§ What to do: Give the number of lines holding the string "JSON" and nothing more.
— BEGIN Extracted data —
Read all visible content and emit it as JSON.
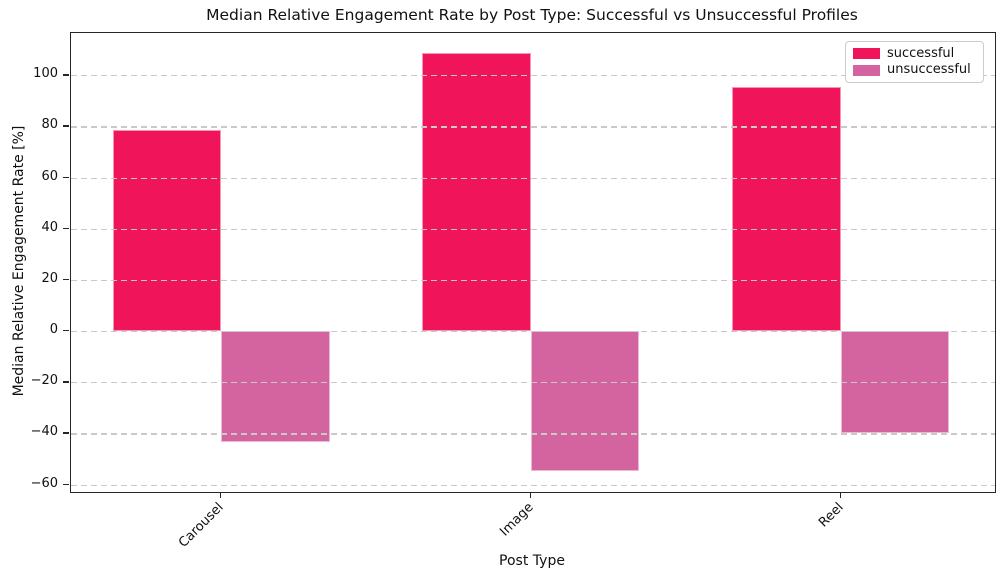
{
  "figure": {
    "title": "Median Relative Engagement Rate by Post Type: Successful vs Unsuccessful Profiles",
    "xlabel": "Post Type",
    "ylabel": "Median Relative Engagement Rate [%]"
  },
  "chart_data": {
    "type": "bar",
    "title": "Median Relative Engagement Rate by Post Type: Successful vs Unsuccessful Profiles",
    "xlabel": "Post Type",
    "ylabel": "Median Relative Engagement Rate [%]",
    "categories": [
      "Carousel",
      "Image",
      "Reel"
    ],
    "series": [
      {
        "name": "successful",
        "color": "#F0145A",
        "values": [
          78.6,
          108.5,
          95.4
        ]
      },
      {
        "name": "unsuccessful",
        "color": "#D464A0",
        "values": [
          -43.2,
          -54.7,
          -40.0
        ]
      }
    ],
    "yticks": [
      100,
      80,
      60,
      40,
      20,
      0,
      -20,
      -40,
      -60
    ],
    "ylim": [
      -62.9,
      116.5
    ],
    "grid": {
      "axis": "y",
      "style": "dashed",
      "color": "#c9c9c9"
    },
    "legend": {
      "position": "upper right",
      "entries": [
        "successful",
        "unsuccessful"
      ]
    },
    "axis_color": "#262626",
    "background": "#ffffff"
  }
}
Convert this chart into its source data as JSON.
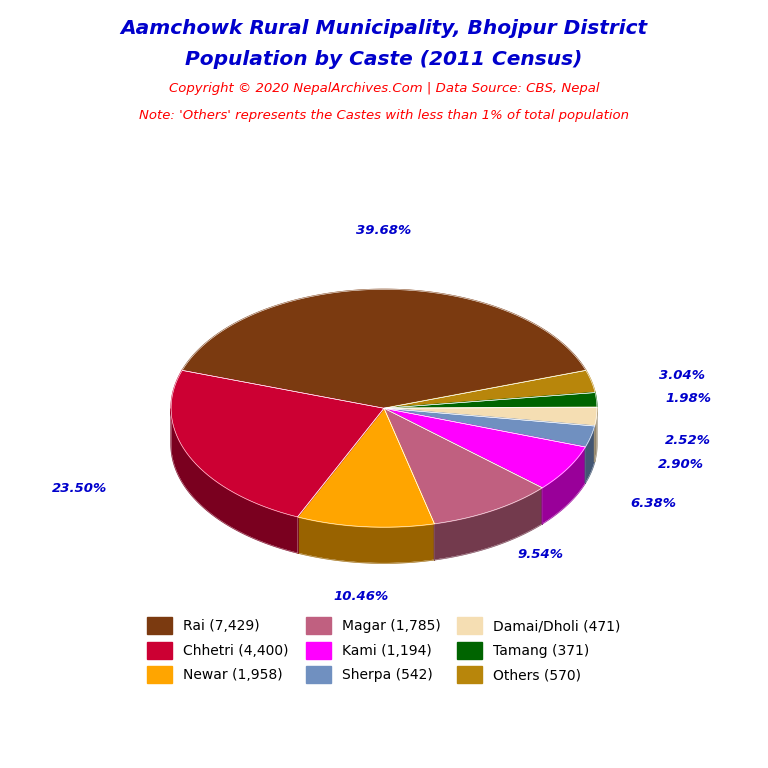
{
  "title_line1": "Aamchowk Rural Municipality, Bhojpur District",
  "title_line2": "Population by Caste (2011 Census)",
  "title_color": "#0000CC",
  "copyright_text": "Copyright © 2020 NepalArchives.Com | Data Source: CBS, Nepal",
  "note_text": "Note: 'Others' represents the Castes with less than 1% of total population",
  "subtitle_color": "#FF0000",
  "labels": [
    "Rai",
    "Chhetri",
    "Newar",
    "Magar",
    "Kami",
    "Sherpa",
    "Damai/Dholi",
    "Tamang",
    "Others"
  ],
  "values": [
    7429,
    4400,
    1958,
    1785,
    1194,
    542,
    471,
    371,
    570
  ],
  "percentages": [
    39.68,
    23.5,
    10.46,
    9.54,
    6.38,
    2.9,
    2.52,
    1.98,
    3.04
  ],
  "colors": [
    "#7B3A10",
    "#CC0033",
    "#FFA500",
    "#C06080",
    "#FF00FF",
    "#7090C0",
    "#F5DEB3",
    "#006400",
    "#B8860B"
  ],
  "pct_label_color": "#0000CC",
  "background_color": "#FFFFFF",
  "slice_order": [
    "Rai",
    "Others",
    "Tamang",
    "Damai/Dholi",
    "Sherpa",
    "Kami",
    "Magar",
    "Newar",
    "Chhetri"
  ],
  "legend_order": [
    "Rai",
    "Chhetri",
    "Newar",
    "Magar",
    "Kami",
    "Sherpa",
    "Damai/Dholi",
    "Tamang",
    "Others"
  ],
  "legend_display": [
    "Rai (7,429)",
    "Chhetri (4,400)",
    "Newar (1,958)",
    "Magar (1,785)",
    "Kami (1,194)",
    "Sherpa (542)",
    "Damai/Dholi (471)",
    "Tamang (371)",
    "Others (570)"
  ]
}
— END Extracted data —
§ Exercise response: 2